→ **Task details**
Transcribe the listing that follows in full, omitting pictures.

Chart and figure data:
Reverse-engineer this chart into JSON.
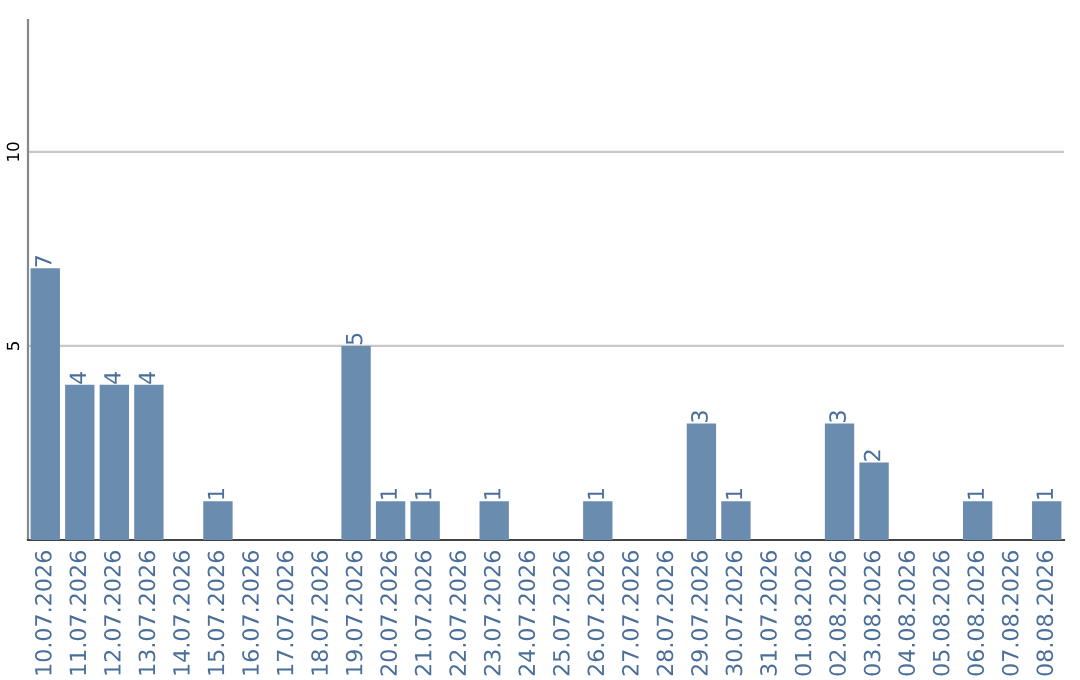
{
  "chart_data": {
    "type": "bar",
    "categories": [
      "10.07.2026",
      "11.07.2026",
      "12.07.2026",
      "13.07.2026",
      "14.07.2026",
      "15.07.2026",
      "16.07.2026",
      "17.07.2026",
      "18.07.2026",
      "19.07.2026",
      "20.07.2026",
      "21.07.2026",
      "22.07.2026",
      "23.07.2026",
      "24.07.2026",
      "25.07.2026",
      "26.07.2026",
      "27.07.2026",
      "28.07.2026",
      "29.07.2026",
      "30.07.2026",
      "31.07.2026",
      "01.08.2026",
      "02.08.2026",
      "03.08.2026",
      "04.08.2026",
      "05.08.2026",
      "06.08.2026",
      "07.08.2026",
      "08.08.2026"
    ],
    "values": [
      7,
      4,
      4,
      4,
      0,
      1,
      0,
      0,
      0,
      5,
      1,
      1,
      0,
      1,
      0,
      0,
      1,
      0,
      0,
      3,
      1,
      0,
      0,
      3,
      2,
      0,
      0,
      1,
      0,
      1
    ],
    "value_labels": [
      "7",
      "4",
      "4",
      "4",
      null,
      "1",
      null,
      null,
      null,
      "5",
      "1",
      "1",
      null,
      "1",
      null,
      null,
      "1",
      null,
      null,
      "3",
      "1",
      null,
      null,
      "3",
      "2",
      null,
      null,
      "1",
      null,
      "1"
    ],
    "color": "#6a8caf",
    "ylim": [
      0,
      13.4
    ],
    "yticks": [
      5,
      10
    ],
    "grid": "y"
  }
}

→ **Exercise response**
Reverse-engineer this chart into JSON.
{
  "chart_data": {
    "type": "bar",
    "categories": [
      "10.07.2026",
      "11.07.2026",
      "12.07.2026",
      "13.07.2026",
      "14.07.2026",
      "15.07.2026",
      "16.07.2026",
      "17.07.2026",
      "18.07.2026",
      "19.07.2026",
      "20.07.2026",
      "21.07.2026",
      "22.07.2026",
      "23.07.2026",
      "24.07.2026",
      "25.07.2026",
      "26.07.2026",
      "27.07.2026",
      "28.07.2026",
      "29.07.2026",
      "30.07.2026",
      "31.07.2026",
      "01.08.2026",
      "02.08.2026",
      "03.08.2026",
      "04.08.2026",
      "05.08.2026",
      "06.08.2026",
      "07.08.2026",
      "08.08.2026"
    ],
    "values": [
      7,
      4,
      4,
      4,
      0,
      1,
      0,
      0,
      0,
      5,
      1,
      1,
      0,
      1,
      0,
      0,
      1,
      0,
      0,
      3,
      1,
      0,
      0,
      3,
      2,
      0,
      0,
      1,
      0,
      1
    ],
    "value_labels": [
      "7",
      "4",
      "4",
      "4",
      null,
      "1",
      null,
      null,
      null,
      "5",
      "1",
      "1",
      null,
      "1",
      null,
      null,
      "1",
      null,
      null,
      "3",
      "1",
      null,
      null,
      "3",
      "2",
      null,
      null,
      "1",
      null,
      "1"
    ],
    "color": "#6a8caf",
    "ylim": [
      0,
      13.4
    ],
    "yticks": [
      5,
      10
    ],
    "grid": "y"
  }
}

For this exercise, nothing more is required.